** Begin INPUT ROWS **

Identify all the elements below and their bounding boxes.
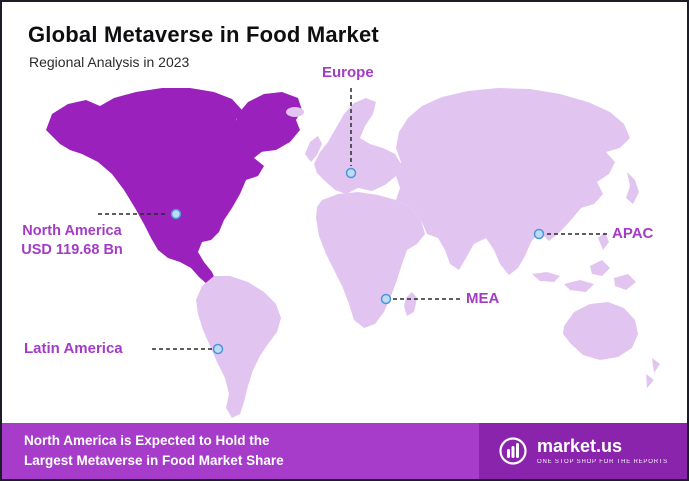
region-indonesia-1 [532, 272, 560, 282]
region-new-guinea [614, 274, 636, 290]
north-america-value: USD 119.68 Bn [21, 241, 123, 258]
marker-dot-north-america [170, 208, 182, 220]
region-new-zealand-2 [646, 374, 654, 388]
banner-caption-line2: Largest Metaverse in Food Market Share [24, 453, 284, 468]
marker-dot-apac [533, 228, 545, 240]
region-south-america [196, 276, 281, 418]
footer-banner: North America is Expected to Hold the La… [2, 423, 687, 479]
region-borneo [590, 260, 610, 276]
brand-tagline: ONE STOP SHOP FOR THE REPORTS [536, 458, 668, 465]
banner-caption-line1: North America is Expected to Hold the [24, 432, 270, 448]
region-greenland [234, 92, 302, 152]
region-new-zealand-1 [652, 358, 660, 373]
north-america-name: North America [22, 223, 122, 239]
region-japan [626, 172, 639, 204]
marker-dot-latin-america [212, 343, 224, 355]
region-africa [316, 192, 425, 328]
region-uk [305, 136, 322, 162]
region-iceland [286, 107, 304, 117]
region-indonesia-2 [564, 280, 594, 292]
marker-dot-mea [380, 293, 392, 305]
page-title: Global Metaverse in Food Market [28, 22, 379, 47]
region-label-north-america: North America USD 119.68 Bn [8, 222, 136, 260]
region-north-america [46, 88, 264, 285]
brand-text: market.us ONE STOP SHOP FOR THE REPORTS [536, 436, 668, 465]
region-label-apac: APAC [612, 225, 654, 242]
marker-dot-europe [345, 167, 357, 179]
region-madagascar [404, 292, 417, 316]
region-asia [396, 88, 630, 275]
region-australia [563, 302, 638, 360]
region-philippines [598, 232, 609, 250]
region-label-latin-america: Latin America [24, 340, 123, 357]
banner-caption: North America is Expected to Hold the La… [2, 423, 479, 479]
brand-name: market.us [536, 436, 623, 457]
region-label-mea: MEA [466, 290, 500, 307]
region-label-europe: Europe [322, 64, 374, 81]
page-subtitle: Regional Analysis in 2023 [29, 54, 190, 70]
brand-block: market.us ONE STOP SHOP FOR THE REPORTS [479, 423, 687, 479]
region-europe [314, 98, 401, 194]
market-us-logo-icon [499, 437, 527, 465]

** End INPUT ROWS **

GOAL OF THE EXERCISE >> Recast the data above as a Markdown table with two columns, Row and Line, giving each line its own numbered row. Leave out blank lines and the picture.

RESPONSE FOR THIS EXERCISE >>
| Row | Line |
|---|---|
| 1 | Identify all the elements below and their bounding boxes. |
| 2 | region-indonesia-1 [532, 272, 560, 282] |
| 3 | region-new-guinea [614, 274, 636, 290] |
| 4 | north-america-value: USD 119.68 Bn [21, 241, 123, 258] |
| 5 | marker-dot-north-america [170, 208, 182, 220] |
| 6 | region-new-zealand-2 [646, 374, 654, 388] |
| 7 | banner-caption-line2: Largest Metaverse in Food Market Share [24, 453, 284, 468] |
| 8 | marker-dot-apac [533, 228, 545, 240] |
| 9 | region-south-america [196, 276, 281, 418] |
| 10 | footer-banner: North America is Expected to Hold the La… [2, 423, 687, 479] |
| 11 | region-borneo [590, 260, 610, 276] |
| 12 | brand-tagline: ONE STOP SHOP FOR THE REPORTS [536, 458, 668, 465] |
| 13 | banner-caption-line1: North America is Expected to Hold the [24, 432, 270, 448] |
| 14 | region-greenland [234, 92, 302, 152] |
| 15 | region-new-zealand-1 [652, 358, 660, 373] |
| 16 | north-america-name: North America [22, 223, 122, 239] |
| 17 | region-japan [626, 172, 639, 204] |
| 18 | marker-dot-latin-america [212, 343, 224, 355] |
| 19 | region-africa [316, 192, 425, 328] |
| 20 | region-uk [305, 136, 322, 162] |
| 21 | region-iceland [286, 107, 304, 117] |
| 22 | region-indonesia-2 [564, 280, 594, 292] |
| 23 | marker-dot-mea [380, 293, 392, 305] |
| 24 | page-title: Global Metaverse in Food Market [28, 22, 379, 47] |
| 25 | region-label-north-america: North America USD 119.68 Bn [8, 222, 136, 260] |
| 26 | region-north-america [46, 88, 264, 285] |
| 27 | brand-text: market.us ONE STOP SHOP FOR THE REPORTS [536, 436, 668, 465] |
| 28 | region-label-apac: APAC [612, 225, 654, 242] |
| 29 | marker-dot-europe [345, 167, 357, 179] |
| 30 | region-madagascar [404, 292, 417, 316] |
| 31 | region-asia [396, 88, 630, 275] |
| 32 | region-australia [563, 302, 638, 360] |
| 33 | region-philippines [598, 232, 609, 250] |
| 34 | region-label-latin-america: Latin America [24, 340, 123, 357] |
| 35 | banner-caption: North America is Expected to Hold the La… [2, 423, 479, 479] |
| 36 | brand-name: market.us [536, 436, 623, 457] |
| 37 | region-label-mea: MEA [466, 290, 500, 307] |
| 38 | region-label-europe: Europe [322, 64, 374, 81] |
| 39 | page-subtitle: Regional Analysis in 2023 [29, 54, 190, 70] |
| 40 | brand-block: market.us ONE STOP SHOP FOR THE REPORTS [479, 423, 687, 479] |
| 41 | region-europe [314, 98, 401, 194] |
| 42 | market-us-logo-icon [499, 437, 527, 465] |